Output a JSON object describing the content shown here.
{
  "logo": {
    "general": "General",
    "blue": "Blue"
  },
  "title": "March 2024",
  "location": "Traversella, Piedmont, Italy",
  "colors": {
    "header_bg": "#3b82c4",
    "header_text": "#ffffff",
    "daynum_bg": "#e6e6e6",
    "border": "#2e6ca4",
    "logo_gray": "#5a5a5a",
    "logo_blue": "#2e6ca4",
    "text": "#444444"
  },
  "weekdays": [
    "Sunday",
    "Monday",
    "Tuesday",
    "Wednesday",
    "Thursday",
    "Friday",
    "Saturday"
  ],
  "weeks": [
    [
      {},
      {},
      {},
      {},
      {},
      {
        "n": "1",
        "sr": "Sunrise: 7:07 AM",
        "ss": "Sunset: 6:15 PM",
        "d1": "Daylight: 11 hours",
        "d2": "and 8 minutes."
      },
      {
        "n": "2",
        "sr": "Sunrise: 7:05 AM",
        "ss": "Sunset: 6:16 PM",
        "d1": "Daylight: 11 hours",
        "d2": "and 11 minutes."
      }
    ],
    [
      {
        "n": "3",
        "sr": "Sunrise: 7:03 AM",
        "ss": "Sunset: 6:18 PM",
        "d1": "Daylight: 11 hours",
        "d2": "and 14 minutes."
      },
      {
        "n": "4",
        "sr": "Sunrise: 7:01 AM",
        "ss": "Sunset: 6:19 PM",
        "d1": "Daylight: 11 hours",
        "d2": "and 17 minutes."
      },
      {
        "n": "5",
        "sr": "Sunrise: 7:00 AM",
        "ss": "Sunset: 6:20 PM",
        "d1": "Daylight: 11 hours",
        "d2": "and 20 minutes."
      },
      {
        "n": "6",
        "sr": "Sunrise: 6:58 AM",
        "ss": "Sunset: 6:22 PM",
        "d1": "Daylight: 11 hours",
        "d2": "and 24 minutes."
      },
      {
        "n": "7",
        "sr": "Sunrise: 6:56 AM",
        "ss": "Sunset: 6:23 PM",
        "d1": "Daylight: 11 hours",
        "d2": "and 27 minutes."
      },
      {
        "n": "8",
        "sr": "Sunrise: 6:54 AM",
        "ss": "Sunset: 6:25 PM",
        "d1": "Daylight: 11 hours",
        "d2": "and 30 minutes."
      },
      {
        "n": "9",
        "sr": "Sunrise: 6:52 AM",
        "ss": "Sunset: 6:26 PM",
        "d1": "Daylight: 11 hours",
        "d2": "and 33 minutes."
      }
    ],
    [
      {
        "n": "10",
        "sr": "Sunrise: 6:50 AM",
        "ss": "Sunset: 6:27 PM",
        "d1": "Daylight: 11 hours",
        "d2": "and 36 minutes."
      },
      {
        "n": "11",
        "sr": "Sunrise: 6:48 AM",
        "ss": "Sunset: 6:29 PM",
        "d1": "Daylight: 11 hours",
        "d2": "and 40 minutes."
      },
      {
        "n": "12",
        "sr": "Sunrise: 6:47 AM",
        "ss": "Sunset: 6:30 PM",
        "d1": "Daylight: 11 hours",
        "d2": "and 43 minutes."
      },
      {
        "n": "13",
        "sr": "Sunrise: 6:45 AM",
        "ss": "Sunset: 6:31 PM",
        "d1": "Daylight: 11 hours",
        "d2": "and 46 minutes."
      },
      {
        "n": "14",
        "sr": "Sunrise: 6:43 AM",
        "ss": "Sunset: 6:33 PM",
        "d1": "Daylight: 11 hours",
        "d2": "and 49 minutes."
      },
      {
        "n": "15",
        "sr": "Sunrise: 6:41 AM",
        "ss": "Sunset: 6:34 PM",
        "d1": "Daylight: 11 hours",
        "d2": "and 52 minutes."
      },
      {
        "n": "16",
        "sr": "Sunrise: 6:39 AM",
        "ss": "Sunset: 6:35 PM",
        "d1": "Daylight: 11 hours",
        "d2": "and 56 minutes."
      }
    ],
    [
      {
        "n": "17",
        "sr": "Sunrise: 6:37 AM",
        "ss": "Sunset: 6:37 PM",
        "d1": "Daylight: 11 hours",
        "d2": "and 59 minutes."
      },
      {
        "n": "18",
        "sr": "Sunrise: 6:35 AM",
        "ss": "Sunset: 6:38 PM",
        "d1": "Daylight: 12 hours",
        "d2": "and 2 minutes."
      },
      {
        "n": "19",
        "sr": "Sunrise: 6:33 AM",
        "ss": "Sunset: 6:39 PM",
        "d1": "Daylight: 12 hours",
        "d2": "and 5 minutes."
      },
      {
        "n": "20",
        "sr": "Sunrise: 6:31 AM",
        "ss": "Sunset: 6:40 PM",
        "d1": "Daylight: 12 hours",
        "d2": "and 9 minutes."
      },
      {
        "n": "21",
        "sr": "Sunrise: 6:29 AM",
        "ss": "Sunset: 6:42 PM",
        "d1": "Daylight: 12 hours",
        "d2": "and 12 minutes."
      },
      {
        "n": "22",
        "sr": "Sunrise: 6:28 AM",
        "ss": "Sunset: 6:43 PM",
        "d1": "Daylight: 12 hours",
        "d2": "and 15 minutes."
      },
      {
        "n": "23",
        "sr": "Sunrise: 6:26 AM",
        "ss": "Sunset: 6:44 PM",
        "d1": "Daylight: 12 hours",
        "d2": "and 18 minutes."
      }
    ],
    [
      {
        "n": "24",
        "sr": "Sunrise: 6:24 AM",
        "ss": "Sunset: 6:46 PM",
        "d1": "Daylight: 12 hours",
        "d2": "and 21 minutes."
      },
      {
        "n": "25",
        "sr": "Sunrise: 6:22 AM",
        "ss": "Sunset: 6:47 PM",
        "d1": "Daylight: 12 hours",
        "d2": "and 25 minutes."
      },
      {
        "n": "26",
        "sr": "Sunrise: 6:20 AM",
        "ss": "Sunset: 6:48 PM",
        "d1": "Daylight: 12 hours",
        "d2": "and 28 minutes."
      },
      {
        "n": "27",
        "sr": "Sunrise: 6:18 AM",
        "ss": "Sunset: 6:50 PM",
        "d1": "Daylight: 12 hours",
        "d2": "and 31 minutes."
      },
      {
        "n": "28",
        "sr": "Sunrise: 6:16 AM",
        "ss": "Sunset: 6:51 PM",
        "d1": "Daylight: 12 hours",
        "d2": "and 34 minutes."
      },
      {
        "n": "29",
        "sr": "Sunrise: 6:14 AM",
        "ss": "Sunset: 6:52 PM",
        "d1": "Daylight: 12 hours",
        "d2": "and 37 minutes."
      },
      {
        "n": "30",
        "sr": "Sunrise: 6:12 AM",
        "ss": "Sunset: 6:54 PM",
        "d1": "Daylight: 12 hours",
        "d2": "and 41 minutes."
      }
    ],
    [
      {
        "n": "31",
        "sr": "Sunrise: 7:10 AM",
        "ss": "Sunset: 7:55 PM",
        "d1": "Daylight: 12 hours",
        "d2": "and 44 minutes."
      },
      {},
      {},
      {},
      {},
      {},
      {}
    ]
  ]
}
═══
→ **Written request**:
Output each record precisely as given.

→ **The response**:
Output a JSON object describing the content shown here.
{
  "logo": {
    "general": "General",
    "blue": "Blue"
  },
  "title": "March 2024",
  "location": "Traversella, Piedmont, Italy",
  "colors": {
    "header_bg": "#3b82c4",
    "header_text": "#ffffff",
    "daynum_bg": "#e6e6e6",
    "border": "#2e6ca4",
    "logo_gray": "#5a5a5a",
    "logo_blue": "#2e6ca4",
    "text": "#444444"
  },
  "weekdays": [
    "Sunday",
    "Monday",
    "Tuesday",
    "Wednesday",
    "Thursday",
    "Friday",
    "Saturday"
  ],
  "weeks": [
    [
      {},
      {},
      {},
      {},
      {},
      {
        "n": "1",
        "sr": "Sunrise: 7:07 AM",
        "ss": "Sunset: 6:15 PM",
        "d1": "Daylight: 11 hours",
        "d2": "and 8 minutes."
      },
      {
        "n": "2",
        "sr": "Sunrise: 7:05 AM",
        "ss": "Sunset: 6:16 PM",
        "d1": "Daylight: 11 hours",
        "d2": "and 11 minutes."
      }
    ],
    [
      {
        "n": "3",
        "sr": "Sunrise: 7:03 AM",
        "ss": "Sunset: 6:18 PM",
        "d1": "Daylight: 11 hours",
        "d2": "and 14 minutes."
      },
      {
        "n": "4",
        "sr": "Sunrise: 7:01 AM",
        "ss": "Sunset: 6:19 PM",
        "d1": "Daylight: 11 hours",
        "d2": "and 17 minutes."
      },
      {
        "n": "5",
        "sr": "Sunrise: 7:00 AM",
        "ss": "Sunset: 6:20 PM",
        "d1": "Daylight: 11 hours",
        "d2": "and 20 minutes."
      },
      {
        "n": "6",
        "sr": "Sunrise: 6:58 AM",
        "ss": "Sunset: 6:22 PM",
        "d1": "Daylight: 11 hours",
        "d2": "and 24 minutes."
      },
      {
        "n": "7",
        "sr": "Sunrise: 6:56 AM",
        "ss": "Sunset: 6:23 PM",
        "d1": "Daylight: 11 hours",
        "d2": "and 27 minutes."
      },
      {
        "n": "8",
        "sr": "Sunrise: 6:54 AM",
        "ss": "Sunset: 6:25 PM",
        "d1": "Daylight: 11 hours",
        "d2": "and 30 minutes."
      },
      {
        "n": "9",
        "sr": "Sunrise: 6:52 AM",
        "ss": "Sunset: 6:26 PM",
        "d1": "Daylight: 11 hours",
        "d2": "and 33 minutes."
      }
    ],
    [
      {
        "n": "10",
        "sr": "Sunrise: 6:50 AM",
        "ss": "Sunset: 6:27 PM",
        "d1": "Daylight: 11 hours",
        "d2": "and 36 minutes."
      },
      {
        "n": "11",
        "sr": "Sunrise: 6:48 AM",
        "ss": "Sunset: 6:29 PM",
        "d1": "Daylight: 11 hours",
        "d2": "and 40 minutes."
      },
      {
        "n": "12",
        "sr": "Sunrise: 6:47 AM",
        "ss": "Sunset: 6:30 PM",
        "d1": "Daylight: 11 hours",
        "d2": "and 43 minutes."
      },
      {
        "n": "13",
        "sr": "Sunrise: 6:45 AM",
        "ss": "Sunset: 6:31 PM",
        "d1": "Daylight: 11 hours",
        "d2": "and 46 minutes."
      },
      {
        "n": "14",
        "sr": "Sunrise: 6:43 AM",
        "ss": "Sunset: 6:33 PM",
        "d1": "Daylight: 11 hours",
        "d2": "and 49 minutes."
      },
      {
        "n": "15",
        "sr": "Sunrise: 6:41 AM",
        "ss": "Sunset: 6:34 PM",
        "d1": "Daylight: 11 hours",
        "d2": "and 52 minutes."
      },
      {
        "n": "16",
        "sr": "Sunrise: 6:39 AM",
        "ss": "Sunset: 6:35 PM",
        "d1": "Daylight: 11 hours",
        "d2": "and 56 minutes."
      }
    ],
    [
      {
        "n": "17",
        "sr": "Sunrise: 6:37 AM",
        "ss": "Sunset: 6:37 PM",
        "d1": "Daylight: 11 hours",
        "d2": "and 59 minutes."
      },
      {
        "n": "18",
        "sr": "Sunrise: 6:35 AM",
        "ss": "Sunset: 6:38 PM",
        "d1": "Daylight: 12 hours",
        "d2": "and 2 minutes."
      },
      {
        "n": "19",
        "sr": "Sunrise: 6:33 AM",
        "ss": "Sunset: 6:39 PM",
        "d1": "Daylight: 12 hours",
        "d2": "and 5 minutes."
      },
      {
        "n": "20",
        "sr": "Sunrise: 6:31 AM",
        "ss": "Sunset: 6:40 PM",
        "d1": "Daylight: 12 hours",
        "d2": "and 9 minutes."
      },
      {
        "n": "21",
        "sr": "Sunrise: 6:29 AM",
        "ss": "Sunset: 6:42 PM",
        "d1": "Daylight: 12 hours",
        "d2": "and 12 minutes."
      },
      {
        "n": "22",
        "sr": "Sunrise: 6:28 AM",
        "ss": "Sunset: 6:43 PM",
        "d1": "Daylight: 12 hours",
        "d2": "and 15 minutes."
      },
      {
        "n": "23",
        "sr": "Sunrise: 6:26 AM",
        "ss": "Sunset: 6:44 PM",
        "d1": "Daylight: 12 hours",
        "d2": "and 18 minutes."
      }
    ],
    [
      {
        "n": "24",
        "sr": "Sunrise: 6:24 AM",
        "ss": "Sunset: 6:46 PM",
        "d1": "Daylight: 12 hours",
        "d2": "and 21 minutes."
      },
      {
        "n": "25",
        "sr": "Sunrise: 6:22 AM",
        "ss": "Sunset: 6:47 PM",
        "d1": "Daylight: 12 hours",
        "d2": "and 25 minutes."
      },
      {
        "n": "26",
        "sr": "Sunrise: 6:20 AM",
        "ss": "Sunset: 6:48 PM",
        "d1": "Daylight: 12 hours",
        "d2": "and 28 minutes."
      },
      {
        "n": "27",
        "sr": "Sunrise: 6:18 AM",
        "ss": "Sunset: 6:50 PM",
        "d1": "Daylight: 12 hours",
        "d2": "and 31 minutes."
      },
      {
        "n": "28",
        "sr": "Sunrise: 6:16 AM",
        "ss": "Sunset: 6:51 PM",
        "d1": "Daylight: 12 hours",
        "d2": "and 34 minutes."
      },
      {
        "n": "29",
        "sr": "Sunrise: 6:14 AM",
        "ss": "Sunset: 6:52 PM",
        "d1": "Daylight: 12 hours",
        "d2": "and 37 minutes."
      },
      {
        "n": "30",
        "sr": "Sunrise: 6:12 AM",
        "ss": "Sunset: 6:54 PM",
        "d1": "Daylight: 12 hours",
        "d2": "and 41 minutes."
      }
    ],
    [
      {
        "n": "31",
        "sr": "Sunrise: 7:10 AM",
        "ss": "Sunset: 7:55 PM",
        "d1": "Daylight: 12 hours",
        "d2": "and 44 minutes."
      },
      {},
      {},
      {},
      {},
      {},
      {}
    ]
  ]
}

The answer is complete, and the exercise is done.